- CHALLENGE
Print the records below word for word, but leave out the pictures.

- PROVIDED DATA
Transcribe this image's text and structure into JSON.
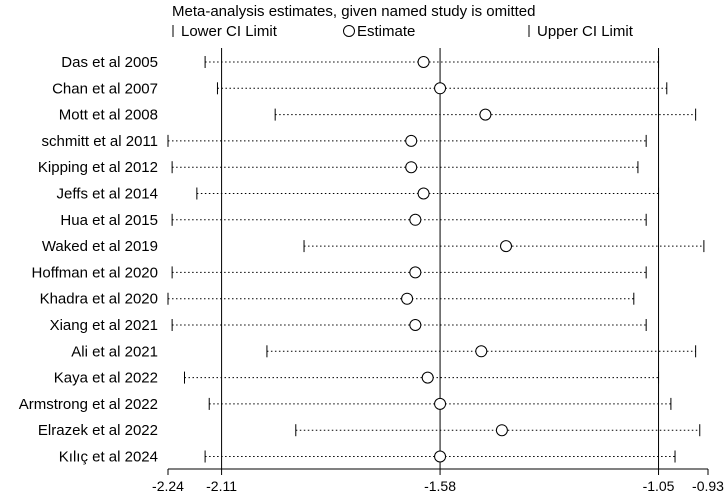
{
  "chart_data": {
    "type": "forest",
    "title": "Meta-analysis estimates, given named study is omitted",
    "legend": {
      "lower": "Lower CI Limit",
      "estimate": "Estimate",
      "upper": "Upper CI Limit",
      "placement": "top"
    },
    "x_ticks": [
      -2.24,
      -2.11,
      -1.58,
      -1.05,
      -0.93
    ],
    "x_tick_labels": [
      "-2.24",
      "-2.11",
      "-1.58",
      "-1.05",
      "-0.93"
    ],
    "xlim": [
      -2.24,
      -0.93
    ],
    "reference_lines": [
      -2.11,
      -1.58,
      -1.05
    ],
    "studies": [
      {
        "name": "Das et al 2005",
        "lower": -2.15,
        "estimate": -1.62,
        "upper": -1.05
      },
      {
        "name": "Chan et al 2007",
        "lower": -2.12,
        "estimate": -1.58,
        "upper": -1.03
      },
      {
        "name": "Mott et al 2008",
        "lower": -1.98,
        "estimate": -1.47,
        "upper": -0.96
      },
      {
        "name": "schmitt et al 2011",
        "lower": -2.24,
        "estimate": -1.65,
        "upper": -1.08
      },
      {
        "name": "Kipping et al 2012",
        "lower": -2.23,
        "estimate": -1.65,
        "upper": -1.1
      },
      {
        "name": "Jeffs et al 2014",
        "lower": -2.17,
        "estimate": -1.62,
        "upper": -1.05
      },
      {
        "name": "Hua et al 2015",
        "lower": -2.23,
        "estimate": -1.64,
        "upper": -1.08
      },
      {
        "name": "Waked et al 2019",
        "lower": -1.91,
        "estimate": -1.42,
        "upper": -0.94
      },
      {
        "name": "Hoffman et al 2020",
        "lower": -2.23,
        "estimate": -1.64,
        "upper": -1.08
      },
      {
        "name": "Khadra et al 2020",
        "lower": -2.24,
        "estimate": -1.66,
        "upper": -1.11
      },
      {
        "name": "Xiang et al 2021",
        "lower": -2.23,
        "estimate": -1.64,
        "upper": -1.08
      },
      {
        "name": "Ali et al 2021",
        "lower": -2.0,
        "estimate": -1.48,
        "upper": -0.96
      },
      {
        "name": "Kaya et al 2022",
        "lower": -2.2,
        "estimate": -1.61,
        "upper": -1.05
      },
      {
        "name": "Armstrong et al 2022",
        "lower": -2.14,
        "estimate": -1.58,
        "upper": -1.02
      },
      {
        "name": "Elrazek et al 2022",
        "lower": -1.93,
        "estimate": -1.43,
        "upper": -0.95
      },
      {
        "name": "Kılıç et al 2024",
        "lower": -2.15,
        "estimate": -1.58,
        "upper": -1.01
      }
    ]
  }
}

- WRITTEN REPLY
Transcribe this image's text and structure into JSON.
{
  "chart_data": {
    "type": "forest",
    "title": "Meta-analysis estimates, given named study is omitted",
    "legend": {
      "lower": "Lower CI Limit",
      "estimate": "Estimate",
      "upper": "Upper CI Limit",
      "placement": "top"
    },
    "x_ticks": [
      -2.24,
      -2.11,
      -1.58,
      -1.05,
      -0.93
    ],
    "x_tick_labels": [
      "-2.24",
      "-2.11",
      "-1.58",
      "-1.05",
      "-0.93"
    ],
    "xlim": [
      -2.24,
      -0.93
    ],
    "reference_lines": [
      -2.11,
      -1.58,
      -1.05
    ],
    "studies": [
      {
        "name": "Das et al 2005",
        "lower": -2.15,
        "estimate": -1.62,
        "upper": -1.05
      },
      {
        "name": "Chan et al 2007",
        "lower": -2.12,
        "estimate": -1.58,
        "upper": -1.03
      },
      {
        "name": "Mott et al 2008",
        "lower": -1.98,
        "estimate": -1.47,
        "upper": -0.96
      },
      {
        "name": "schmitt et al 2011",
        "lower": -2.24,
        "estimate": -1.65,
        "upper": -1.08
      },
      {
        "name": "Kipping et al 2012",
        "lower": -2.23,
        "estimate": -1.65,
        "upper": -1.1
      },
      {
        "name": "Jeffs et al 2014",
        "lower": -2.17,
        "estimate": -1.62,
        "upper": -1.05
      },
      {
        "name": "Hua et al 2015",
        "lower": -2.23,
        "estimate": -1.64,
        "upper": -1.08
      },
      {
        "name": "Waked et al 2019",
        "lower": -1.91,
        "estimate": -1.42,
        "upper": -0.94
      },
      {
        "name": "Hoffman et al 2020",
        "lower": -2.23,
        "estimate": -1.64,
        "upper": -1.08
      },
      {
        "name": "Khadra et al 2020",
        "lower": -2.24,
        "estimate": -1.66,
        "upper": -1.11
      },
      {
        "name": "Xiang et al 2021",
        "lower": -2.23,
        "estimate": -1.64,
        "upper": -1.08
      },
      {
        "name": "Ali et al 2021",
        "lower": -2.0,
        "estimate": -1.48,
        "upper": -0.96
      },
      {
        "name": "Kaya et al 2022",
        "lower": -2.2,
        "estimate": -1.61,
        "upper": -1.05
      },
      {
        "name": "Armstrong et al 2022",
        "lower": -2.14,
        "estimate": -1.58,
        "upper": -1.02
      },
      {
        "name": "Elrazek et al 2022",
        "lower": -1.93,
        "estimate": -1.43,
        "upper": -0.95
      },
      {
        "name": "Kılıç et al 2024",
        "lower": -2.15,
        "estimate": -1.58,
        "upper": -1.01
      }
    ]
  }
}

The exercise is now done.